Exercise directions –
Output every line of the material exactly, omitting images.

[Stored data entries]
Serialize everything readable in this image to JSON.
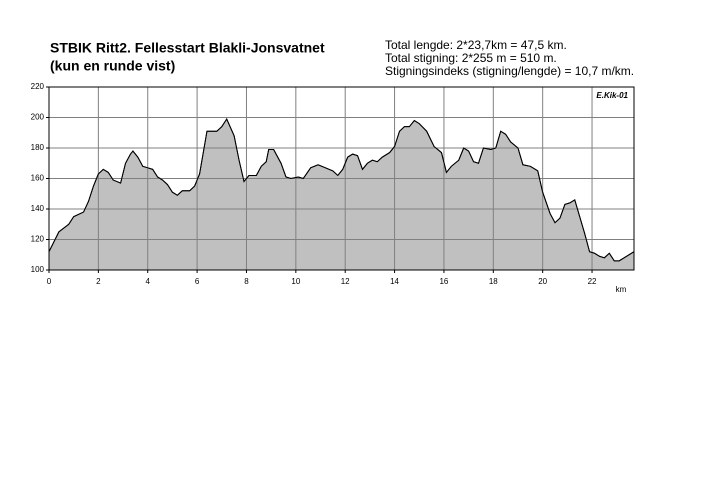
{
  "chart_data": {
    "type": "area",
    "title": "STBIK Ritt2. Fellesstart Blakli-Jonsvatnet",
    "subtitle": "(kun en runde vist)",
    "notes": [
      "Total lengde: 2*23,7km = 47,5 km.",
      "Total stigning: 2*255 m = 510 m.",
      "Stigningsindeks (stigning/lengde) = 10,7 m/km."
    ],
    "annotation": "E.Kik-01",
    "xlabel": "km",
    "color": "#c0c0c0",
    "line_color": "#000000",
    "grid": true,
    "xlim": [
      0,
      23.7
    ],
    "ylim": [
      100,
      220
    ],
    "xticks": [
      0,
      2,
      4,
      6,
      8,
      10,
      12,
      14,
      16,
      18,
      20,
      22
    ],
    "yticks": [
      100,
      120,
      140,
      160,
      180,
      200,
      220
    ],
    "x": [
      0,
      0.4,
      0.8,
      1.0,
      1.4,
      1.6,
      1.8,
      2.0,
      2.2,
      2.4,
      2.6,
      2.9,
      3.1,
      3.3,
      3.4,
      3.6,
      3.8,
      4.0,
      4.2,
      4.4,
      4.6,
      4.8,
      5.0,
      5.2,
      5.4,
      5.7,
      5.9,
      6.1,
      6.4,
      6.8,
      7.0,
      7.2,
      7.5,
      7.7,
      7.9,
      8.1,
      8.4,
      8.6,
      8.8,
      8.9,
      9.1,
      9.4,
      9.6,
      9.8,
      10.1,
      10.3,
      10.6,
      10.9,
      11.2,
      11.5,
      11.7,
      11.9,
      12.1,
      12.3,
      12.5,
      12.7,
      12.9,
      13.1,
      13.3,
      13.5,
      13.8,
      14.0,
      14.2,
      14.4,
      14.6,
      14.8,
      15.0,
      15.3,
      15.6,
      15.9,
      16.1,
      16.3,
      16.6,
      16.8,
      17.0,
      17.2,
      17.4,
      17.6,
      17.9,
      18.1,
      18.3,
      18.5,
      18.7,
      19.0,
      19.2,
      19.5,
      19.8,
      20.0,
      20.3,
      20.5,
      20.7,
      20.9,
      21.1,
      21.3,
      21.5,
      21.7,
      21.9,
      22.1,
      22.3,
      22.5,
      22.7,
      22.9,
      23.1,
      23.3,
      23.7
    ],
    "values": [
      112,
      125,
      130,
      135,
      138,
      145,
      155,
      163,
      166,
      164,
      159,
      157,
      170,
      176,
      178,
      174,
      168,
      167,
      166,
      161,
      159,
      156,
      151,
      149,
      152,
      152,
      155,
      163,
      191,
      191,
      194,
      199,
      188,
      172,
      158,
      162,
      162,
      168,
      171,
      179,
      179,
      170,
      161,
      160,
      161,
      160,
      167,
      169,
      167,
      165,
      162,
      166,
      174,
      176,
      175,
      166,
      170,
      172,
      171,
      174,
      177,
      181,
      191,
      194,
      194,
      198,
      196,
      191,
      181,
      177,
      164,
      168,
      172,
      180,
      178,
      171,
      170,
      180,
      179,
      180,
      191,
      189,
      184,
      180,
      169,
      168,
      165,
      151,
      137,
      131,
      134,
      143,
      144,
      146,
      135,
      124,
      112,
      111,
      109,
      108,
      111,
      106,
      106,
      108,
      112
    ]
  }
}
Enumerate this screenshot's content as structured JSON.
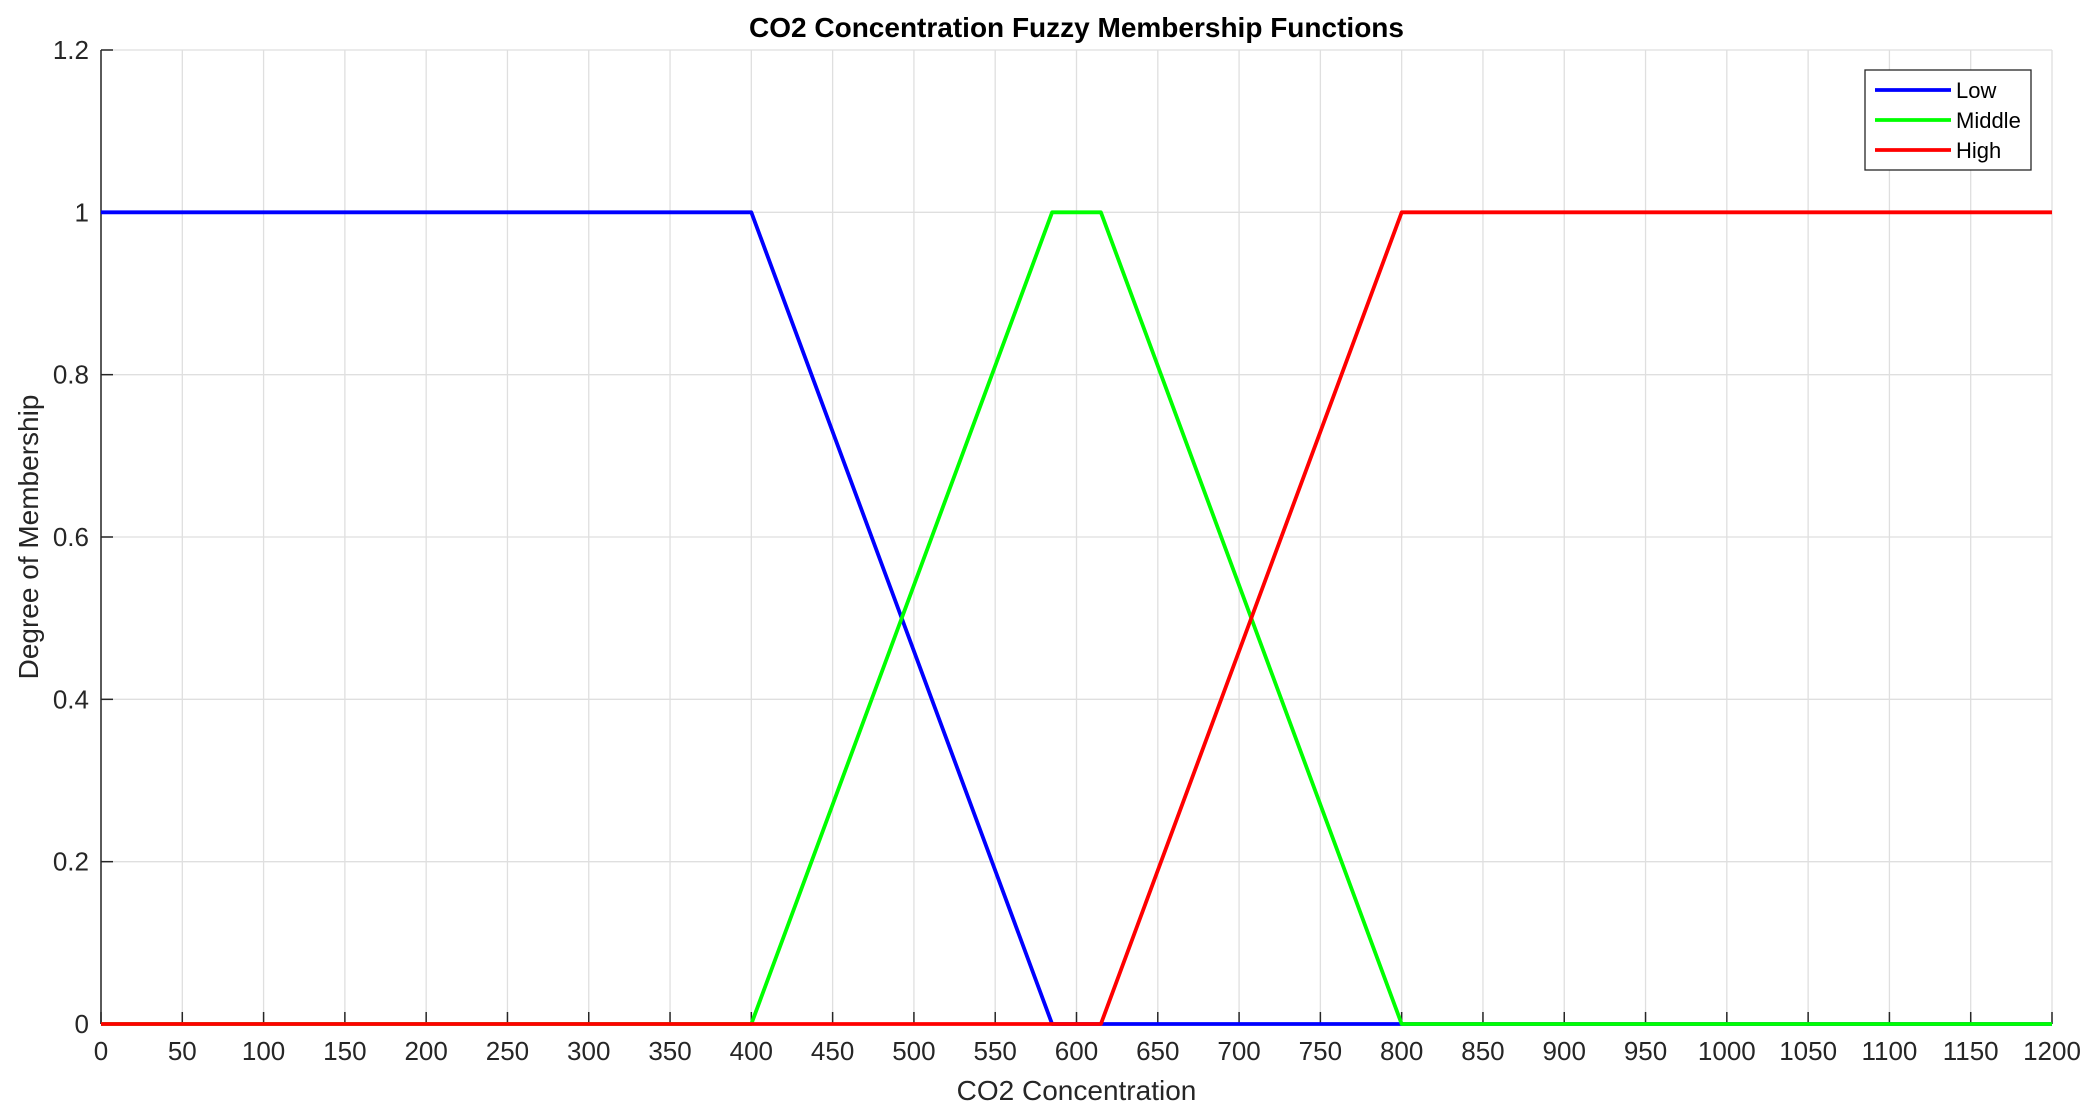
{
  "chart_data": {
    "type": "line",
    "title": "CO2 Concentration Fuzzy Membership Functions",
    "xlabel": "CO2 Concentration",
    "ylabel": "Degree of Membership",
    "xlim": [
      0,
      1200
    ],
    "ylim": [
      0,
      1.2
    ],
    "xticks": [
      0,
      50,
      100,
      150,
      200,
      250,
      300,
      350,
      400,
      450,
      500,
      550,
      600,
      650,
      700,
      750,
      800,
      850,
      900,
      950,
      1000,
      1050,
      1100,
      1150,
      1200
    ],
    "yticks": [
      0,
      0.2,
      0.4,
      0.6,
      0.8,
      1,
      1.2
    ],
    "ytick_labels": [
      "0",
      "0.2",
      "0.4",
      "0.6",
      "0.8",
      "1",
      "1.2"
    ],
    "grid": true,
    "legend_position": "top-right",
    "series": [
      {
        "name": "Low",
        "color": "#0000ff",
        "x": [
          0,
          400,
          585,
          1200
        ],
        "y": [
          1,
          1,
          0,
          0
        ]
      },
      {
        "name": "Middle",
        "color": "#00ff00",
        "x": [
          0,
          400,
          585,
          615,
          800,
          1200
        ],
        "y": [
          0,
          0,
          1,
          1,
          0,
          0
        ]
      },
      {
        "name": "High",
        "color": "#ff0000",
        "x": [
          0,
          615,
          800,
          1200
        ],
        "y": [
          0,
          0,
          1,
          1
        ]
      }
    ]
  }
}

Written response –
Serialize everything readable in this image to JSON.
{
  "chart_data": {
    "type": "area",
    "title": "STBIK Ritt2. Fellesstart Blakli-Jonsvatnet",
    "subtitle": "(kun en runde vist)",
    "notes": [
      "Total lengde: 2*23,7km = 47,5 km.",
      "Total stigning: 2*255 m = 510 m.",
      "Stigningsindeks (stigning/lengde) = 10,7 m/km."
    ],
    "annotation": "E.Kik-01",
    "xlabel": "km",
    "color": "#c0c0c0",
    "line_color": "#000000",
    "grid": true,
    "xlim": [
      0,
      23.7
    ],
    "ylim": [
      100,
      220
    ],
    "xticks": [
      0,
      2,
      4,
      6,
      8,
      10,
      12,
      14,
      16,
      18,
      20,
      22
    ],
    "yticks": [
      100,
      120,
      140,
      160,
      180,
      200,
      220
    ],
    "x": [
      0,
      0.4,
      0.8,
      1.0,
      1.4,
      1.6,
      1.8,
      2.0,
      2.2,
      2.4,
      2.6,
      2.9,
      3.1,
      3.3,
      3.4,
      3.6,
      3.8,
      4.0,
      4.2,
      4.4,
      4.6,
      4.8,
      5.0,
      5.2,
      5.4,
      5.7,
      5.9,
      6.1,
      6.4,
      6.8,
      7.0,
      7.2,
      7.5,
      7.7,
      7.9,
      8.1,
      8.4,
      8.6,
      8.8,
      8.9,
      9.1,
      9.4,
      9.6,
      9.8,
      10.1,
      10.3,
      10.6,
      10.9,
      11.2,
      11.5,
      11.7,
      11.9,
      12.1,
      12.3,
      12.5,
      12.7,
      12.9,
      13.1,
      13.3,
      13.5,
      13.8,
      14.0,
      14.2,
      14.4,
      14.6,
      14.8,
      15.0,
      15.3,
      15.6,
      15.9,
      16.1,
      16.3,
      16.6,
      16.8,
      17.0,
      17.2,
      17.4,
      17.6,
      17.9,
      18.1,
      18.3,
      18.5,
      18.7,
      19.0,
      19.2,
      19.5,
      19.8,
      20.0,
      20.3,
      20.5,
      20.7,
      20.9,
      21.1,
      21.3,
      21.5,
      21.7,
      21.9,
      22.1,
      22.3,
      22.5,
      22.7,
      22.9,
      23.1,
      23.3,
      23.7
    ],
    "values": [
      112,
      125,
      130,
      135,
      138,
      145,
      155,
      163,
      166,
      164,
      159,
      157,
      170,
      176,
      178,
      174,
      168,
      167,
      166,
      161,
      159,
      156,
      151,
      149,
      152,
      152,
      155,
      163,
      191,
      191,
      194,
      199,
      188,
      172,
      158,
      162,
      162,
      168,
      171,
      179,
      179,
      170,
      161,
      160,
      161,
      160,
      167,
      169,
      167,
      165,
      162,
      166,
      174,
      176,
      175,
      166,
      170,
      172,
      171,
      174,
      177,
      181,
      191,
      194,
      194,
      198,
      196,
      191,
      181,
      177,
      164,
      168,
      172,
      180,
      178,
      171,
      170,
      180,
      179,
      180,
      191,
      189,
      184,
      180,
      169,
      168,
      165,
      151,
      137,
      131,
      134,
      143,
      144,
      146,
      135,
      124,
      112,
      111,
      109,
      108,
      111,
      106,
      106,
      108,
      112
    ]
  }
}
Enumerate this screenshot's content as structured JSON.
{
  "chart_data": {
    "type": "line",
    "title": "CO2 Concentration Fuzzy Membership Functions",
    "xlabel": "CO2 Concentration",
    "ylabel": "Degree of Membership",
    "xlim": [
      0,
      1200
    ],
    "ylim": [
      0,
      1.2
    ],
    "xticks": [
      0,
      50,
      100,
      150,
      200,
      250,
      300,
      350,
      400,
      450,
      500,
      550,
      600,
      650,
      700,
      750,
      800,
      850,
      900,
      950,
      1000,
      1050,
      1100,
      1150,
      1200
    ],
    "yticks": [
      0,
      0.2,
      0.4,
      0.6,
      0.8,
      1,
      1.2
    ],
    "ytick_labels": [
      "0",
      "0.2",
      "0.4",
      "0.6",
      "0.8",
      "1",
      "1.2"
    ],
    "grid": true,
    "legend_position": "top-right",
    "series": [
      {
        "name": "Low",
        "color": "#0000ff",
        "x": [
          0,
          400,
          585,
          1200
        ],
        "y": [
          1,
          1,
          0,
          0
        ]
      },
      {
        "name": "Middle",
        "color": "#00ff00",
        "x": [
          0,
          400,
          585,
          615,
          800,
          1200
        ],
        "y": [
          0,
          0,
          1,
          1,
          0,
          0
        ]
      },
      {
        "name": "High",
        "color": "#ff0000",
        "x": [
          0,
          615,
          800,
          1200
        ],
        "y": [
          0,
          0,
          1,
          1
        ]
      }
    ]
  }
}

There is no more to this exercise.